Book Read Free

Challenge for the Pacific

Page 16

by Robert Leckie


  Then the Avengers came skimming in off Ryujo’s bows, launching an anvil attack from either side so that no matter which way the enemy carrier turned to evade she would still be exposed to warheads.

  Ryujo never had a chance.

  Scarlet flames shot up from her. Explosions staggered and punctured her. Smoke billowed upward in huge balls that thinned as they rose into the air like pillars. As many as ten bombs had pierced her decks and at least one torpedo flashed into her side. She was an iron red sieve and Commander Hara watched in agony as she rolled over to expose her red-leaded belly. There was a hole in that, too. Then Hara’s ship and the others were rushing to her side to take off survivors. Three of her Zeros appeared, returning from the Guadalcanal strike. They circled wistfully overhead before ditching alongside the destroyers. The pilots were rescued. Ryujo would sink shortly after dusk with a hundred Japanese still aboard her.

  To the west, Rear Admiral Mikawa saw the smoke columns rising from the dying carrier, and he turned to look fearfully in the direction of Henderson Field.

  Ryujo’s fighters and bombers had joined with about a half-dozen Betty bombers from Rabaul to raid Henderson earlier that afternoon. All of Captain Smith’s available Wildcats had been waiting for them. They shot down sixteen enemy planes. Captain Marion Carl flamed two bombers and a Zero, and Lieutenants Zennith Pond and Kenneth Frazier and Marine Gunner Henry Hamilton shot down a pair apiece. Four Wildcats were lost, but only three pilots.

  It was far from being the most famous aerial battle in Solomons history, but it marked the beginning of the end for Japanese air power.

  When Admiral Nagumo heard of the attack on Ryujo he thought that the time to avenge Midway was at hand. He still believed that Fletcher had three big carriers in the vicinity, unaware that Wasp had been sent south to refuel. The flattops which a float plane had reported sighting after two o’clock were Enterprise and Saratoga.

▶ [INSTRUCTIONS TO FOLLOW]
Retype the passage from the naval battle account, the stretch from "Ryujo never had" through "still aboard her.", with every word and mark unchanged.

Region annotation records
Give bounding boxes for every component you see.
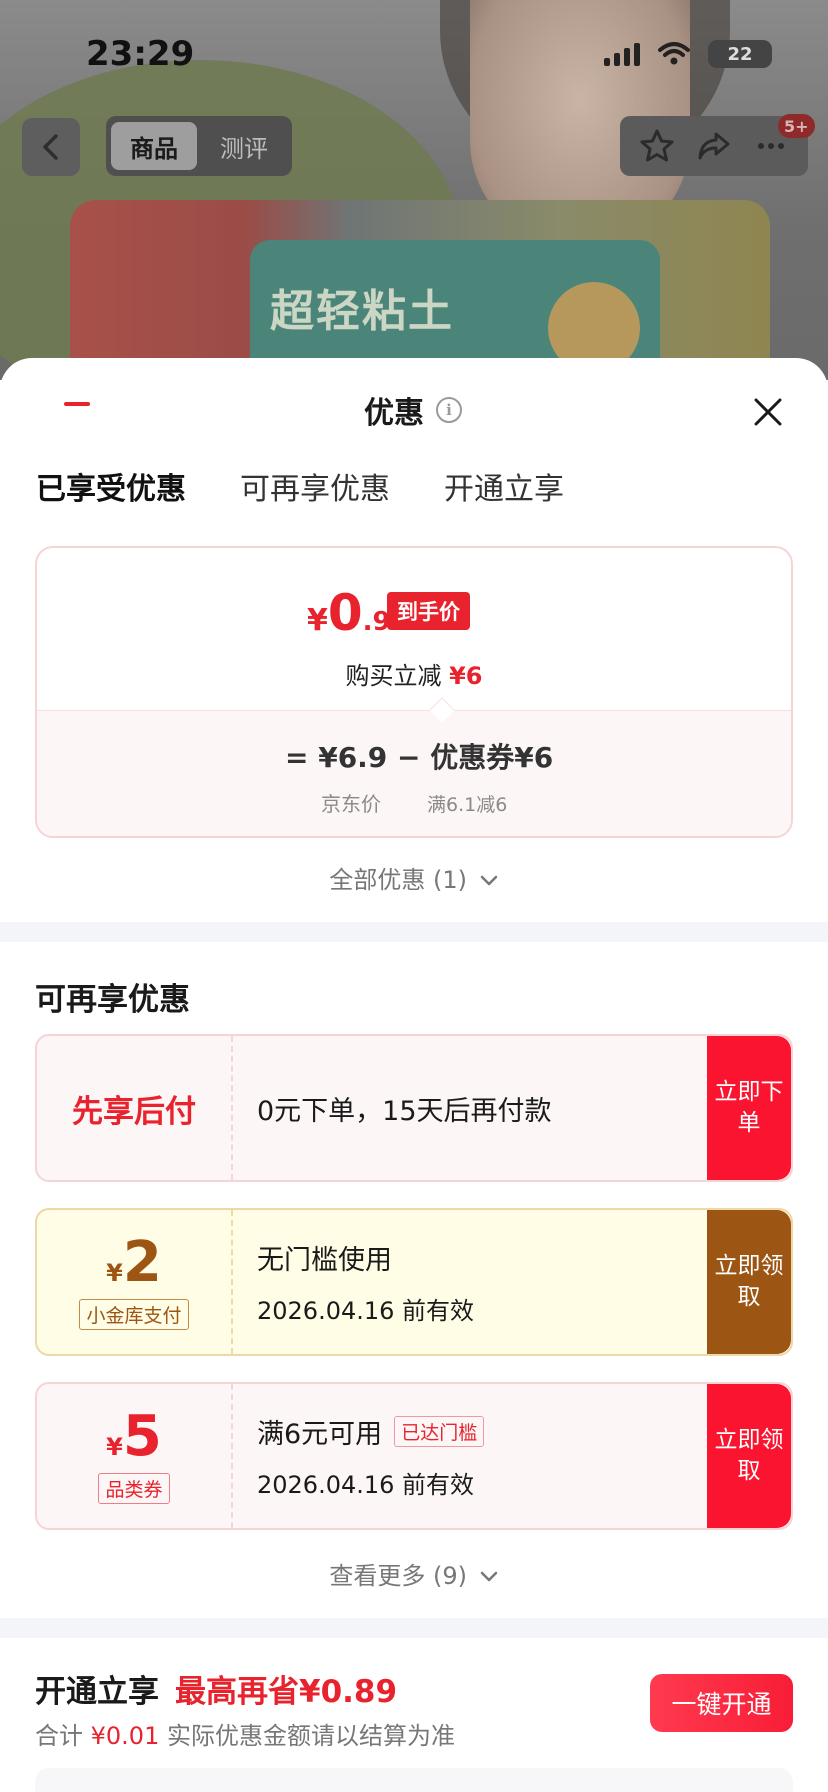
wifi-icon (658, 42, 690, 65)
coupon-type-tag: 小金库支付 (79, 1298, 189, 1330)
close-icon[interactable] (750, 394, 786, 430)
threshold-met-tag: 已达门槛 (394, 1416, 485, 1447)
order-now-button[interactable]: 立即下单 (707, 1036, 791, 1180)
all-offers-toggle[interactable]: 全部优惠 (1) (0, 860, 828, 895)
segment-product[interactable]: 商品 (111, 122, 197, 170)
coupon-expiry: 2026.04.16 前有效 (257, 1471, 475, 1499)
coupon-divider (231, 1036, 233, 1180)
more-offers-title: 可再享优惠 (35, 982, 190, 1018)
total-label: 合计 (35, 1722, 83, 1750)
product-image-area: 超轻粘土 23:29 22 商品 测评 5+ (0, 0, 828, 380)
settlement-note: 实际优惠金额请以结算为准 (167, 1722, 455, 1750)
status-time: 23:29 (86, 34, 195, 74)
jd-price-label: 京东价 (321, 792, 381, 816)
price-formula: = ¥6.9 − 优惠券¥6 (285, 741, 554, 774)
tab-more-offers[interactable]: 可再享优惠 (240, 464, 390, 508)
product-title-art: 超轻粘土 (270, 286, 454, 337)
coupon-value: 5 (122, 1403, 162, 1469)
open-section-header: 开通立享 最高再省¥0.89 (35, 1666, 397, 1711)
coupon-amount: ¥ 5 (106, 1403, 162, 1469)
coupon-details: 无门槛使用 2026.04.16 前有效 (257, 1210, 717, 1354)
final-price: ¥ 0 .9 (307, 584, 391, 642)
see-more-toggle[interactable]: 查看更多 (9) (0, 1556, 828, 1591)
price-currency: ¥ (307, 603, 328, 638)
battery-indicator: 22 (708, 40, 772, 68)
all-offers-label: 全部优惠 (1) (329, 866, 467, 894)
coupon-value: 2 (122, 1229, 162, 1295)
active-tab-indicator (64, 402, 90, 406)
one-click-open-button[interactable]: 一键开通 (650, 1674, 793, 1732)
final-price-tag: 到手价 (387, 592, 470, 630)
open-section-summary: 合计 ¥0.01 实际优惠金额请以结算为准 (35, 1716, 455, 1751)
claim-coupon-button[interactable]: 立即领取 (707, 1210, 791, 1354)
coupon-amount: ¥ 2 (106, 1229, 162, 1295)
share-button[interactable] (692, 124, 736, 168)
back-button[interactable] (22, 118, 80, 176)
coupon-card: ¥ 2 小金库支付 无门槛使用 2026.04.16 前有效 立即领取 (35, 1208, 793, 1356)
coupon-details: 满6元可用 已达门槛 2026.04.16 前有效 (257, 1384, 717, 1528)
product-review-switch: 商品 测评 (106, 116, 292, 176)
coupon-condition-row: 满6元可用 已达门槛 (257, 1412, 717, 1451)
coupon-condition: 满6元可用 (257, 1419, 383, 1450)
bnpl-left: 先享后付 (37, 1036, 231, 1180)
coupon-divider (231, 1384, 233, 1528)
offers-sheet: 优惠 i 已享受优惠 可再享优惠 开通立享 ¥ 0 .9 到手价 购买立减 ¥6… (0, 358, 828, 1792)
max-savings: 最高再省¥0.89 (175, 1674, 398, 1710)
favorite-button[interactable] (635, 124, 679, 168)
instant-discount-label: 购买立减 (345, 662, 442, 690)
instant-discount: 购买立减 ¥6 (37, 656, 791, 691)
chevron-left-icon (43, 134, 58, 160)
signal-icon (604, 42, 640, 66)
total-amount: ¥0.01 (90, 1722, 160, 1750)
coupon-amount-area: ¥ 5 品类券 (37, 1384, 231, 1528)
coupon-expiry: 2026.04.16 前有效 (257, 1297, 475, 1325)
section-divider (0, 922, 828, 942)
see-more-label: 查看更多 (9) (329, 1562, 467, 1590)
coupon-currency: ¥ (106, 1432, 123, 1461)
sheet-title: 优惠 (364, 396, 424, 431)
coupon-divider (231, 1210, 233, 1354)
coupon-card: ¥ 5 品类券 满6元可用 已达门槛 2026.04.16 前有效 立即领取 (35, 1382, 793, 1530)
price-integer: 0 (327, 584, 363, 642)
section-divider (0, 1618, 828, 1638)
segment-review[interactable]: 测评 (201, 122, 287, 170)
chevron-down-icon (480, 1571, 497, 1582)
star-icon (640, 129, 674, 162)
coupon-amount-area: ¥ 2 小金库支付 (37, 1210, 231, 1354)
bnpl-offer-card: 先享后付 0元下单，15天后再付款 立即下单 (35, 1034, 793, 1182)
bnpl-label: 先享后付 (72, 1093, 196, 1130)
instant-discount-amount: ¥6 (449, 662, 483, 690)
info-icon[interactable]: i (436, 397, 462, 423)
claim-coupon-button[interactable]: 立即领取 (707, 1384, 791, 1528)
open-section-title: 开通立享 (35, 1674, 159, 1710)
coupon-condition: 无门槛使用 (257, 1245, 392, 1276)
offer-tabs: 已享受优惠 可再享优惠 开通立享 (36, 464, 564, 508)
final-price-card: ¥ 0 .9 到手价 购买立减 ¥6 = ¥6.9 − 优惠券¥6 京东价 满6… (35, 546, 793, 838)
chevron-down-icon (480, 875, 497, 886)
bnpl-details: 0元下单，15天后再付款 (257, 1036, 717, 1180)
bnpl-description: 0元下单，15天后再付款 (257, 1095, 552, 1127)
coupon-rule-label: 满6.1减6 (427, 794, 508, 816)
coupon-type-tag: 品类券 (98, 1472, 170, 1504)
notification-badge: 5+ (778, 114, 815, 138)
tab-enjoyed[interactable]: 已享受优惠 (36, 464, 186, 508)
coupon-currency: ¥ (106, 1258, 123, 1287)
open-offer-card (35, 1768, 793, 1792)
tab-open-to-enjoy[interactable]: 开通立享 (444, 464, 564, 508)
status-icons: 22 (604, 40, 772, 68)
share-icon (698, 132, 730, 160)
sheet-header: 优惠 i (364, 388, 462, 432)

▶ [OUTPUT]
Ryujo never had a chance.

  Scarlet flames shot up from her. Explosions staggered and punctured her. Smoke billowed upward in huge balls that thinned as they rose into the air like pillars. As many as ten bombs had pierced her decks and at least one torpedo flashed into her side. She was an iron red sieve and Commander Hara watched in agony as she rolled over to expose her red-leaded belly. There was a hole in that, too. Then Hara’s ship and the others were rushing to her side to take off survivors. Three of her Zeros appeared, returning from the Guadalcanal strike. They circled wistfully overhead before ditching alongside the destroyers. The pilots were rescued. Ryujo would sink shortly after dusk with a hundred Japanese still aboard her.